> STATED EXERCISE
Gather all lines in the entries that include the word "with".

> RECORDS SHOWN

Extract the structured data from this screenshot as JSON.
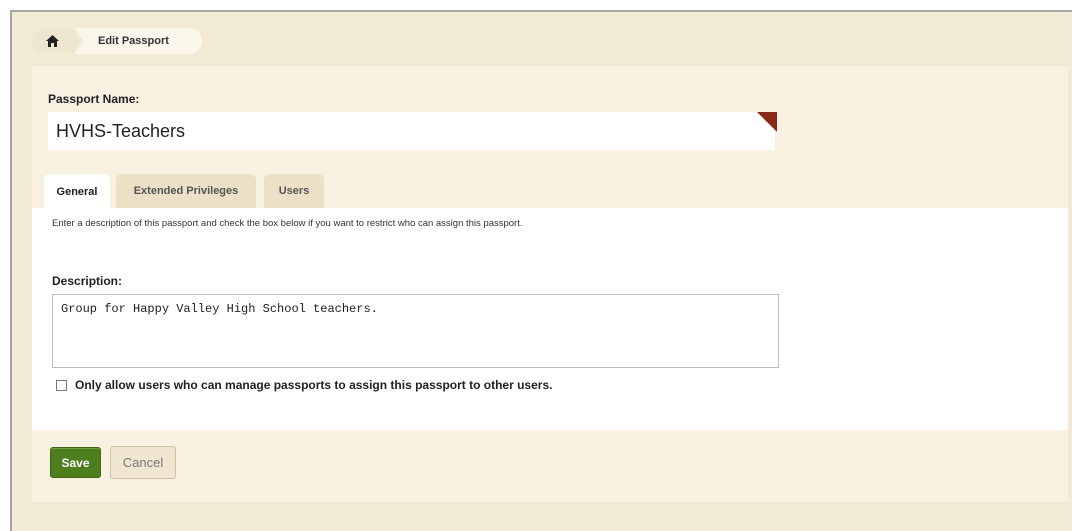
{
  "breadcrumb": {
    "home_icon": "home-icon",
    "current": "Edit Passport"
  },
  "passport": {
    "name_label": "Passport Name:",
    "name_value": "HVHS-Teachers"
  },
  "tabs": [
    {
      "label": "General",
      "active": true
    },
    {
      "label": "Extended Privileges",
      "active": false
    },
    {
      "label": "Users",
      "active": false
    }
  ],
  "general": {
    "help_text": "Enter a description of this passport and check the box below if you want to restrict who can assign this passport.",
    "description_label": "Description:",
    "description_value": "Group for Happy Valley High School teachers.",
    "restrict_label": "Only allow users who can manage passports to assign this passport to other users.",
    "restrict_checked": false
  },
  "actions": {
    "save_label": "Save",
    "cancel_label": "Cancel"
  },
  "colors": {
    "save_bg": "#4e7f1e",
    "required_flag": "#8a2a16",
    "panel_bg": "#f8f1e1"
  }
}
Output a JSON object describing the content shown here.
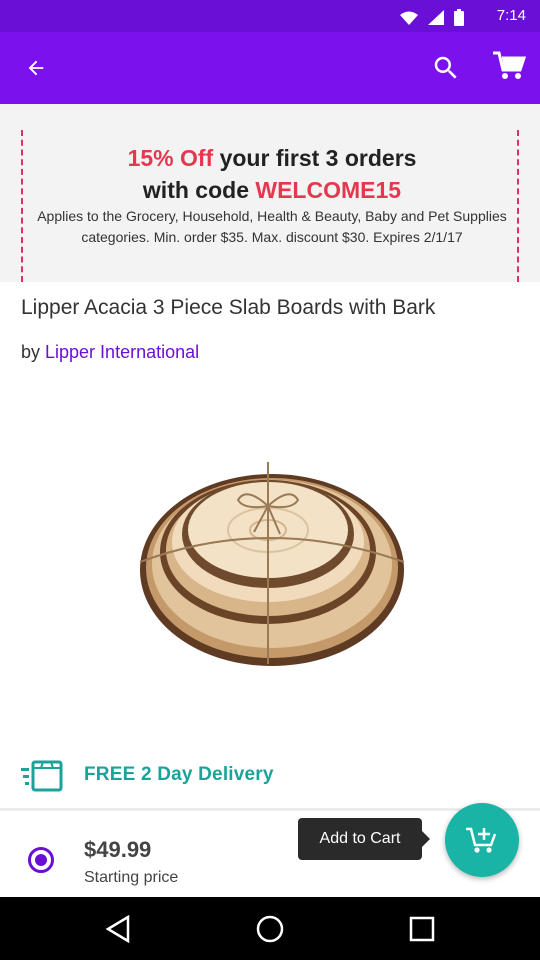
{
  "status_bar": {
    "time": "7:14"
  },
  "app_bar": {
    "back_icon": "arrow-left-icon",
    "search_icon": "search-icon",
    "cart_icon": "cart-icon"
  },
  "promo": {
    "discount": "15% Off",
    "title_part1": " your first 3 orders",
    "title_part2": "with code ",
    "code": "WELCOME15",
    "description": "Applies to the Grocery, Household, Health & Beauty, Baby and Pet Supplies categories. Min. order $35. Max. discount $30. Expires 2/1/17"
  },
  "product": {
    "title": "Lipper Acacia 3 Piece Slab Boards with Bark",
    "by_prefix": "by ",
    "brand": "Lipper International"
  },
  "delivery": {
    "label": "FREE 2 Day Delivery"
  },
  "purchase": {
    "price": "$49.99",
    "price_caption": "Starting price",
    "add_to_cart_label": "Add to Cart"
  },
  "colors": {
    "brand": "#7b12ee",
    "accent": "#19b4a6",
    "promo_highlight": "#e5384e"
  }
}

> SOLVED PROBLEM
    "title_part2": "with code ",
    "title": "Lipper Acacia 3 Piece Slab Boards with Bark",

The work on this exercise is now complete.